Dataset content -

↓↓↓

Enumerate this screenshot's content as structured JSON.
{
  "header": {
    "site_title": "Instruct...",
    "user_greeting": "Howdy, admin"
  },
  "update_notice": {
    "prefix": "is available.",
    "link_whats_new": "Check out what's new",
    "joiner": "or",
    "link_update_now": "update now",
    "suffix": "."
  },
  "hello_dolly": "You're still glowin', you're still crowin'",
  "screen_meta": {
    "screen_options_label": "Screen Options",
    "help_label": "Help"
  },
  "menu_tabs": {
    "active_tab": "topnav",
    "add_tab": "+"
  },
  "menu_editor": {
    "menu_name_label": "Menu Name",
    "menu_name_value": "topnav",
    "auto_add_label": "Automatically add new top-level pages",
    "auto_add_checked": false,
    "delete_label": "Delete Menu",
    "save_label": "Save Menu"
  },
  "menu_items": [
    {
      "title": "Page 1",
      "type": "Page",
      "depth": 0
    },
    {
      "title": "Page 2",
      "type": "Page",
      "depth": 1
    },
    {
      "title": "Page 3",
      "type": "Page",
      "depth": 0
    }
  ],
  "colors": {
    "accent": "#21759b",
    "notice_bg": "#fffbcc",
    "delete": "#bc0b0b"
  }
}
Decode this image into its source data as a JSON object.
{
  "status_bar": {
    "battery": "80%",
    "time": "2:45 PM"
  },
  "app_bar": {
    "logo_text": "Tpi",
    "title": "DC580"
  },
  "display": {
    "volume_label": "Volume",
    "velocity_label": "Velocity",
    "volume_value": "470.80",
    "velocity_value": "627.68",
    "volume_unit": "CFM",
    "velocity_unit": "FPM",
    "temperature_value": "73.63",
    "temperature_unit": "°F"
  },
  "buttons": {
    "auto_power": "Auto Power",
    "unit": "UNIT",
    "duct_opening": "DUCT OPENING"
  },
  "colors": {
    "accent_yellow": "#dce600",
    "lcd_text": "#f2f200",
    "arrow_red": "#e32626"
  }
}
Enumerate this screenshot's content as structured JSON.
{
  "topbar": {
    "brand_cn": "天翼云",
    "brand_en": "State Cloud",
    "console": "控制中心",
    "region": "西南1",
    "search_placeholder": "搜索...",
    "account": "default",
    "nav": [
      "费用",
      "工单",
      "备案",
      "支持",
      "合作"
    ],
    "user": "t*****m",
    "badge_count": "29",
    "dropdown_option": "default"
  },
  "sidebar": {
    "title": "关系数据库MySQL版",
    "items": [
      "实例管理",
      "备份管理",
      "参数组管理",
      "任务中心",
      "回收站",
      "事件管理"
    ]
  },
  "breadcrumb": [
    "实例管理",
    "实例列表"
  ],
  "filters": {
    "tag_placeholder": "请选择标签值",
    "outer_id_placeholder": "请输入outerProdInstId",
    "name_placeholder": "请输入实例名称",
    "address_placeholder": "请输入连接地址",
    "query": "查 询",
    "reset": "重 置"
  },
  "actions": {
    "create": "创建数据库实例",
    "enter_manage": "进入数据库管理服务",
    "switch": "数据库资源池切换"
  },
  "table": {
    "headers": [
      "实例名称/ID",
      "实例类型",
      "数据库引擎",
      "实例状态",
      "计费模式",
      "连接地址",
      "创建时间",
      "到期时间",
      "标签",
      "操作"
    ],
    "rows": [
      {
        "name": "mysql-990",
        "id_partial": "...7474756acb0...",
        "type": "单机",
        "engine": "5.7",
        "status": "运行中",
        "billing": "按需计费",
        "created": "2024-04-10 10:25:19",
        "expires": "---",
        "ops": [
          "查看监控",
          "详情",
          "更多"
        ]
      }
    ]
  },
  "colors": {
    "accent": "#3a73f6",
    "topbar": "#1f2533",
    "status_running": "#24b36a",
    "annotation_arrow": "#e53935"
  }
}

↑↑↑

Directions for this task -
Output all preceding records character for character.

Finished exercise -
Enumerate this screenshot's content as structured JSON.
{
  "header": {
    "site_title": "Instruct...",
    "user_greeting": "Howdy, admin"
  },
  "update_notice": {
    "prefix": "is available.",
    "link_whats_new": "Check out what's new",
    "joiner": "or",
    "link_update_now": "update now",
    "suffix": "."
  },
  "hello_dolly": "You're still glowin', you're still crowin'",
  "screen_meta": {
    "screen_options_label": "Screen Options",
    "help_label": "Help"
  },
  "menu_tabs": {
    "active_tab": "topnav",
    "add_tab": "+"
  },
  "menu_editor": {
    "menu_name_label": "Menu Name",
    "menu_name_value": "topnav",
    "auto_add_label": "Automatically add new top-level pages",
    "auto_add_checked": false,
    "delete_label": "Delete Menu",
    "save_label": "Save Menu"
  },
  "menu_items": [
    {
      "title": "Page 1",
      "type": "Page",
      "depth": 0
    },
    {
      "title": "Page 2",
      "type": "Page",
      "depth": 1
    },
    {
      "title": "Page 3",
      "type": "Page",
      "depth": 0
    }
  ],
  "colors": {
    "accent": "#21759b",
    "notice_bg": "#fffbcc",
    "delete": "#bc0b0b"
  }
}
Decode this image into its source data as a JSON object.
{
  "status_bar": {
    "battery": "80%",
    "time": "2:45 PM"
  },
  "app_bar": {
    "logo_text": "Tpi",
    "title": "DC580"
  },
  "display": {
    "volume_label": "Volume",
    "velocity_label": "Velocity",
    "volume_value": "470.80",
    "velocity_value": "627.68",
    "volume_unit": "CFM",
    "velocity_unit": "FPM",
    "temperature_value": "73.63",
    "temperature_unit": "°F"
  },
  "buttons": {
    "auto_power": "Auto Power",
    "unit": "UNIT",
    "duct_opening": "DUCT OPENING"
  },
  "colors": {
    "accent_yellow": "#dce600",
    "lcd_text": "#f2f200",
    "arrow_red": "#e32626"
  }
}
Enumerate this screenshot's content as structured JSON.
{
  "topbar": {
    "brand_cn": "天翼云",
    "brand_en": "State Cloud",
    "console": "控制中心",
    "region": "西南1",
    "search_placeholder": "搜索...",
    "account": "default",
    "nav": [
      "费用",
      "工单",
      "备案",
      "支持",
      "合作"
    ],
    "user": "t*****m",
    "badge_count": "29",
    "dropdown_option": "default"
  },
  "sidebar": {
    "title": "关系数据库MySQL版",
    "items": [
      "实例管理",
      "备份管理",
      "参数组管理",
      "任务中心",
      "回收站",
      "事件管理"
    ]
  },
  "breadcrumb": [
    "实例管理",
    "实例列表"
  ],
  "filters": {
    "tag_placeholder": "请选择标签值",
    "outer_id_placeholder": "请输入outerProdInstId",
    "name_placeholder": "请输入实例名称",
    "address_placeholder": "请输入连接地址",
    "query": "查 询",
    "reset": "重 置"
  },
  "actions": {
    "create": "创建数据库实例",
    "enter_manage": "进入数据库管理服务",
    "switch": "数据库资源池切换"
  },
  "table": {
    "headers": [
      "实例名称/ID",
      "实例类型",
      "数据库引擎",
      "实例状态",
      "计费模式",
      "连接地址",
      "创建时间",
      "到期时间",
      "标签",
      "操作"
    ],
    "rows": [
      {
        "name": "mysql-990",
        "id_partial": "...7474756acb0...",
        "type": "单机",
        "engine": "5.7",
        "status": "运行中",
        "billing": "按需计费",
        "created": "2024-04-10 10:25:19",
        "expires": "---",
        "ops": [
          "查看监控",
          "详情",
          "更多"
        ]
      }
    ]
  },
  "colors": {
    "accent": "#3a73f6",
    "topbar": "#1f2533",
    "status_running": "#24b36a",
    "annotation_arrow": "#e53935"
  }
}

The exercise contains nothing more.